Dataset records
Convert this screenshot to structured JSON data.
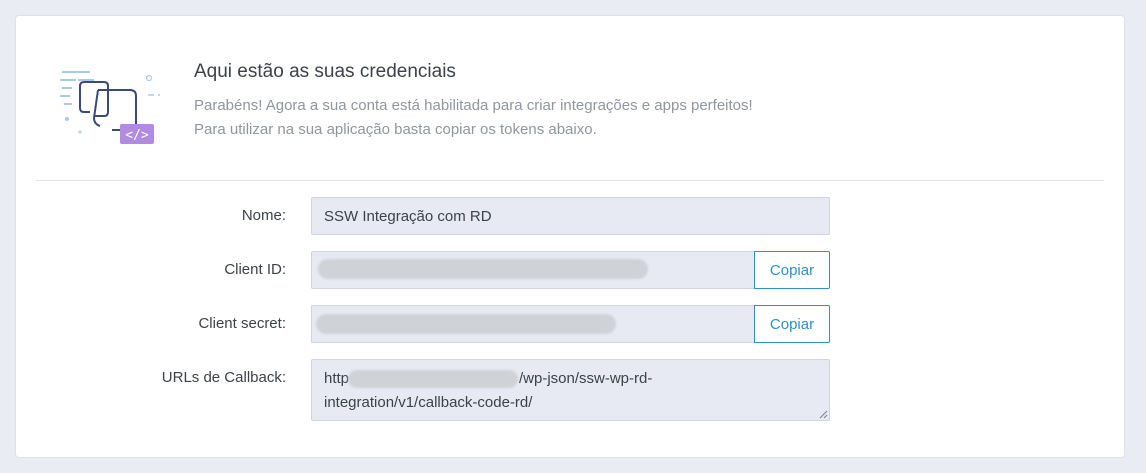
{
  "header": {
    "title": "Aqui estão as suas credenciais",
    "description_line1": "Parabéns! Agora a sua conta está habilitada para criar integrações e apps perfeitos!",
    "description_line2": "Para utilizar na sua aplicação basta copiar os tokens abaixo."
  },
  "fields": {
    "name": {
      "label": "Nome:",
      "value": "SSW Integração com RD"
    },
    "client_id": {
      "label": "Client ID:",
      "copy_label": "Copiar"
    },
    "client_secret": {
      "label": "Client secret:",
      "copy_label": "Copiar"
    },
    "callback": {
      "label": "URLs de Callback:",
      "value_prefix": "http",
      "value_line1_suffix": "/wp-json/ssw-wp-rd-",
      "value_line2": "integration/v1/callback-code-rd/"
    }
  },
  "colors": {
    "accent": "#2e8fd0",
    "illustration_purple": "#b18be0",
    "illustration_navy": "#3a4a7a"
  },
  "icons": {
    "illustration": "code-window-illustration"
  }
}
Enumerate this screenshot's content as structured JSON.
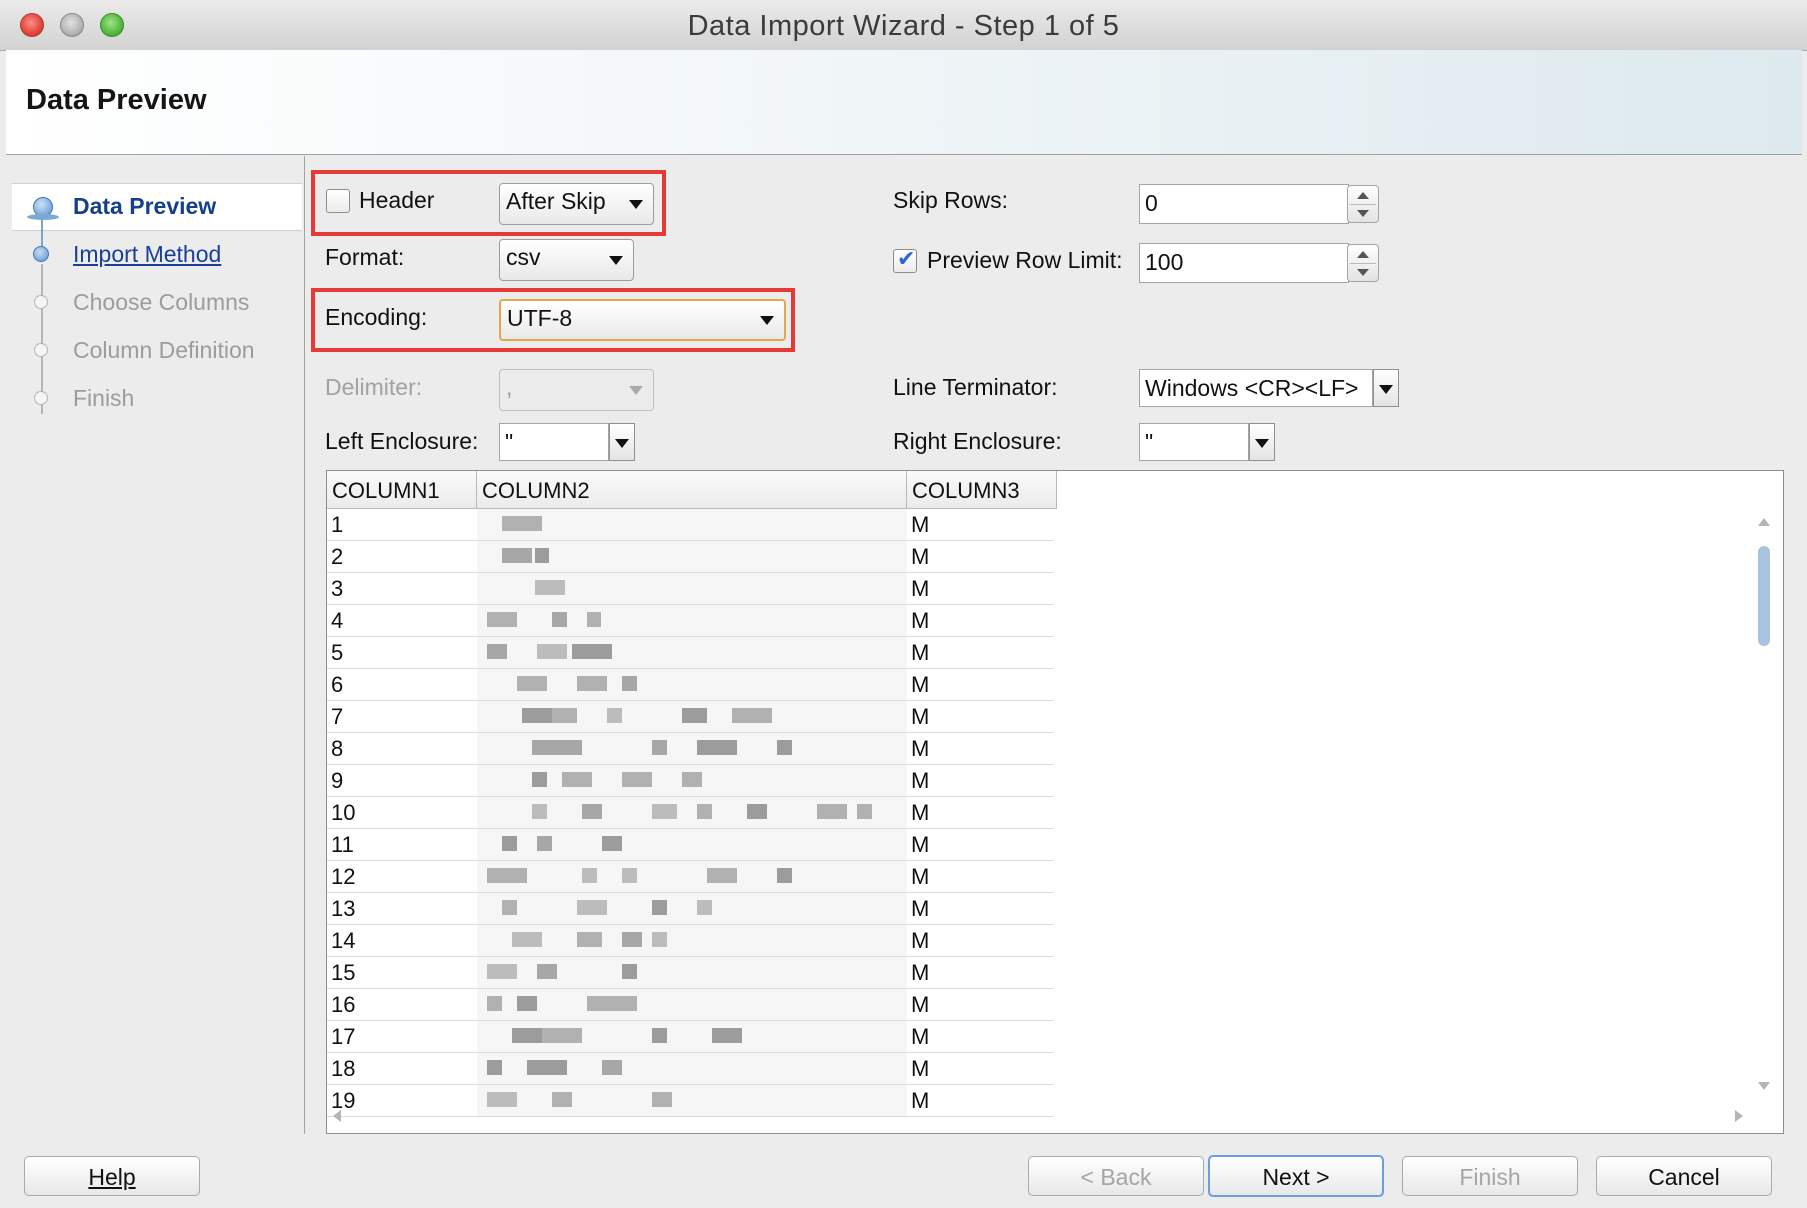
{
  "window": {
    "title": "Data Import Wizard - Step 1 of 5"
  },
  "banner": {
    "title": "Data Preview"
  },
  "nav": {
    "items": [
      {
        "label": "Data Preview",
        "state": "active"
      },
      {
        "label": "Import Method",
        "state": "link"
      },
      {
        "label": "Choose Columns",
        "state": "disabled"
      },
      {
        "label": "Column Definition",
        "state": "disabled"
      },
      {
        "label": "Finish",
        "state": "disabled"
      }
    ]
  },
  "form": {
    "header": {
      "label": "Header",
      "checked": false,
      "option": "After Skip"
    },
    "format": {
      "label": "Format:",
      "value": "csv"
    },
    "encoding": {
      "label": "Encoding:",
      "value": "UTF-8"
    },
    "delimiter": {
      "label": "Delimiter:",
      "value": ","
    },
    "left_enclosure": {
      "label": "Left Enclosure:",
      "value": "\""
    },
    "skip_rows": {
      "label": "Skip Rows:",
      "value": "0"
    },
    "preview_row_limit": {
      "label": "Preview Row Limit:",
      "value": "100",
      "checked": true
    },
    "line_terminator": {
      "label": "Line Terminator:",
      "value": "Windows <CR><LF>"
    },
    "right_enclosure": {
      "label": "Right Enclosure:",
      "value": "\""
    }
  },
  "table": {
    "columns": [
      "COLUMN1",
      "COLUMN2",
      "COLUMN3"
    ],
    "rows": [
      [
        "1",
        "",
        "M"
      ],
      [
        "2",
        "",
        "M"
      ],
      [
        "3",
        "",
        "M"
      ],
      [
        "4",
        "",
        "M"
      ],
      [
        "5",
        "",
        "M"
      ],
      [
        "6",
        "",
        "M"
      ],
      [
        "7",
        "",
        "M"
      ],
      [
        "8",
        "",
        "M"
      ],
      [
        "9",
        "",
        "M"
      ],
      [
        "10",
        "",
        "M"
      ],
      [
        "11",
        "",
        "M"
      ],
      [
        "12",
        "",
        "M"
      ],
      [
        "13",
        "",
        "M"
      ],
      [
        "14",
        "",
        "M"
      ],
      [
        "15",
        "",
        "M"
      ],
      [
        "16",
        "",
        "M"
      ],
      [
        "17",
        "",
        "M"
      ],
      [
        "18",
        "",
        "M"
      ],
      [
        "19",
        "",
        "M"
      ]
    ]
  },
  "buttons": {
    "help": "Help",
    "back": "< Back",
    "next": "Next >",
    "finish": "Finish",
    "cancel": "Cancel"
  }
}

§ **Work instructions**
Copy out all of the material exactly as written, without its pictures.

§ **Complete output**
Convert this screenshot to structured JSON data.
{
  "header": {
    "title": "Aqui estão as suas credenciais",
    "description_line1": "Parabéns! Agora a sua conta está habilitada para criar integrações e apps perfeitos!",
    "description_line2": "Para utilizar na sua aplicação basta copiar os tokens abaixo."
  },
  "fields": {
    "name": {
      "label": "Nome:",
      "value": "SSW Integração com RD"
    },
    "client_id": {
      "label": "Client ID:",
      "copy_label": "Copiar"
    },
    "client_secret": {
      "label": "Client secret:",
      "copy_label": "Copiar"
    },
    "callback": {
      "label": "URLs de Callback:",
      "value_prefix": "http",
      "value_line1_suffix": "/wp-json/ssw-wp-rd-",
      "value_line2": "integration/v1/callback-code-rd/"
    }
  },
  "colors": {
    "accent": "#2e8fd0",
    "illustration_purple": "#b18be0",
    "illustration_navy": "#3a4a7a"
  },
  "icons": {
    "illustration": "code-window-illustration"
  }
}
Enumerate this screenshot's content as structured JSON.
{
  "window": {
    "title": "Data Import Wizard - Step 1 of 5"
  },
  "banner": {
    "title": "Data Preview"
  },
  "nav": {
    "items": [
      {
        "label": "Data Preview",
        "state": "active"
      },
      {
        "label": "Import Method",
        "state": "link"
      },
      {
        "label": "Choose Columns",
        "state": "disabled"
      },
      {
        "label": "Column Definition",
        "state": "disabled"
      },
      {
        "label": "Finish",
        "state": "disabled"
      }
    ]
  },
  "form": {
    "header": {
      "label": "Header",
      "checked": false,
      "option": "After Skip"
    },
    "format": {
      "label": "Format:",
      "value": "csv"
    },
    "encoding": {
      "label": "Encoding:",
      "value": "UTF-8"
    },
    "delimiter": {
      "label": "Delimiter:",
      "value": ","
    },
    "left_enclosure": {
      "label": "Left Enclosure:",
      "value": "\""
    },
    "skip_rows": {
      "label": "Skip Rows:",
      "value": "0"
    },
    "preview_row_limit": {
      "label": "Preview Row Limit:",
      "value": "100",
      "checked": true
    },
    "line_terminator": {
      "label": "Line Terminator:",
      "value": "Windows <CR><LF>"
    },
    "right_enclosure": {
      "label": "Right Enclosure:",
      "value": "\""
    }
  },
  "table": {
    "columns": [
      "COLUMN1",
      "COLUMN2",
      "COLUMN3"
    ],
    "rows": [
      [
        "1",
        "",
        "M"
      ],
      [
        "2",
        "",
        "M"
      ],
      [
        "3",
        "",
        "M"
      ],
      [
        "4",
        "",
        "M"
      ],
      [
        "5",
        "",
        "M"
      ],
      [
        "6",
        "",
        "M"
      ],
      [
        "7",
        "",
        "M"
      ],
      [
        "8",
        "",
        "M"
      ],
      [
        "9",
        "",
        "M"
      ],
      [
        "10",
        "",
        "M"
      ],
      [
        "11",
        "",
        "M"
      ],
      [
        "12",
        "",
        "M"
      ],
      [
        "13",
        "",
        "M"
      ],
      [
        "14",
        "",
        "M"
      ],
      [
        "15",
        "",
        "M"
      ],
      [
        "16",
        "",
        "M"
      ],
      [
        "17",
        "",
        "M"
      ],
      [
        "18",
        "",
        "M"
      ],
      [
        "19",
        "",
        "M"
      ]
    ]
  },
  "buttons": {
    "help": "Help",
    "back": "< Back",
    "next": "Next >",
    "finish": "Finish",
    "cancel": "Cancel"
  }
}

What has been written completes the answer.